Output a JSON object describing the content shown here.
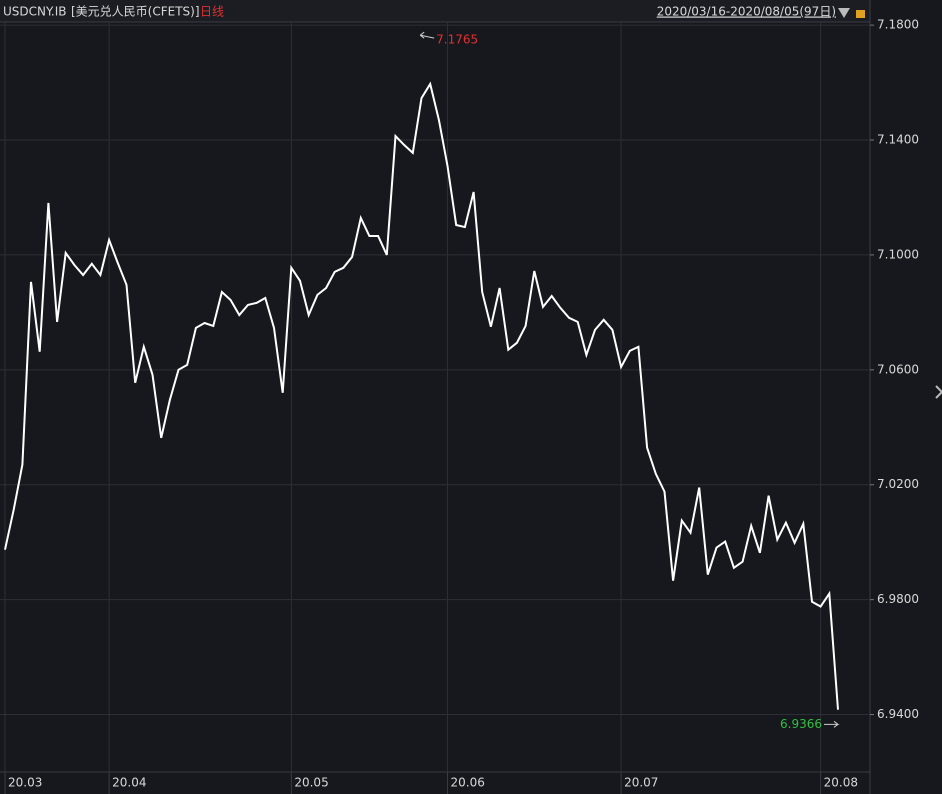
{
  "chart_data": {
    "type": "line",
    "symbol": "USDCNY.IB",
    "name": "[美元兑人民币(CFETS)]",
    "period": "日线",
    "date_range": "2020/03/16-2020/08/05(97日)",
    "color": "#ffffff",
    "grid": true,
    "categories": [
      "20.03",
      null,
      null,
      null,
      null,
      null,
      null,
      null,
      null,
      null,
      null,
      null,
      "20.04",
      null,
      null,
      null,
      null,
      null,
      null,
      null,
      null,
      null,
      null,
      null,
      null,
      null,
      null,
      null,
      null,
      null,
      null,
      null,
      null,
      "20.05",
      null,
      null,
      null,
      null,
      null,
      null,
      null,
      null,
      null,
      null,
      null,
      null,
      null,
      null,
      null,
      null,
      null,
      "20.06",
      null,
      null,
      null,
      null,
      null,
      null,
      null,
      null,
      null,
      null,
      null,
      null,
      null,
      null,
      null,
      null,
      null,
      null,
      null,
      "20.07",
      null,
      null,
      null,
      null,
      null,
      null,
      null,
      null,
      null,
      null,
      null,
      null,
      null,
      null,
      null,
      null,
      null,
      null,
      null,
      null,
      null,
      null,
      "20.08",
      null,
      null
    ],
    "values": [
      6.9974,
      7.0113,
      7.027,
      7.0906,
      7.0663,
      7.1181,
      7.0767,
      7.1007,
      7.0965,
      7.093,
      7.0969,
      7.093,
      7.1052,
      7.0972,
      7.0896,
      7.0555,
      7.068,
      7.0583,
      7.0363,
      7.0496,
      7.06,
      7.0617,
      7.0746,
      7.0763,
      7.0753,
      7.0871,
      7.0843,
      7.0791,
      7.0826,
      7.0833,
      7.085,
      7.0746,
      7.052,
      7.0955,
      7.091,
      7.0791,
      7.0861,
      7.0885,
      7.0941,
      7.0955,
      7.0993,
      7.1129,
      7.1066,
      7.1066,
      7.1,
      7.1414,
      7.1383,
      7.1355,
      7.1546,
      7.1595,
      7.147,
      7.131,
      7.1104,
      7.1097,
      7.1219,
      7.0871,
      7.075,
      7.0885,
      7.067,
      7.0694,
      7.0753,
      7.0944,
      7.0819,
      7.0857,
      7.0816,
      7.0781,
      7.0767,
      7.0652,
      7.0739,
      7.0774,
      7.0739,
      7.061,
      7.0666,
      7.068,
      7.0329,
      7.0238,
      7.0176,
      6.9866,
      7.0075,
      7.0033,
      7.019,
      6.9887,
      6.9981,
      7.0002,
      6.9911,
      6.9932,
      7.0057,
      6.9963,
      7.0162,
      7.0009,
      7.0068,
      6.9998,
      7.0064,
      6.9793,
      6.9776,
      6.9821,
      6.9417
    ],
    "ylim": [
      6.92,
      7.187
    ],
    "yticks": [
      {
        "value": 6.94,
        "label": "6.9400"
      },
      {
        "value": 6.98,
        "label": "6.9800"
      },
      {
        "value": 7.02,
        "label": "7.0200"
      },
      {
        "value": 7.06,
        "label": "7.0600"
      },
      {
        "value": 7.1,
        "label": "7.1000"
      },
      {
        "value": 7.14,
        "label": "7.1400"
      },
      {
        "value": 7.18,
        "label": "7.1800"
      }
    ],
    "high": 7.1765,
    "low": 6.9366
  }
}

PROMPT: Go through the entries and return each line where the word "label" appears.

ANSWER FOR THE TASK:
        "label": "6.9400"
        "label": "6.9800"
        "label": "7.0200"
        "label": "7.0600"
        "label": "7.1000"
        "label": "7.1400"
        "label": "7.1800"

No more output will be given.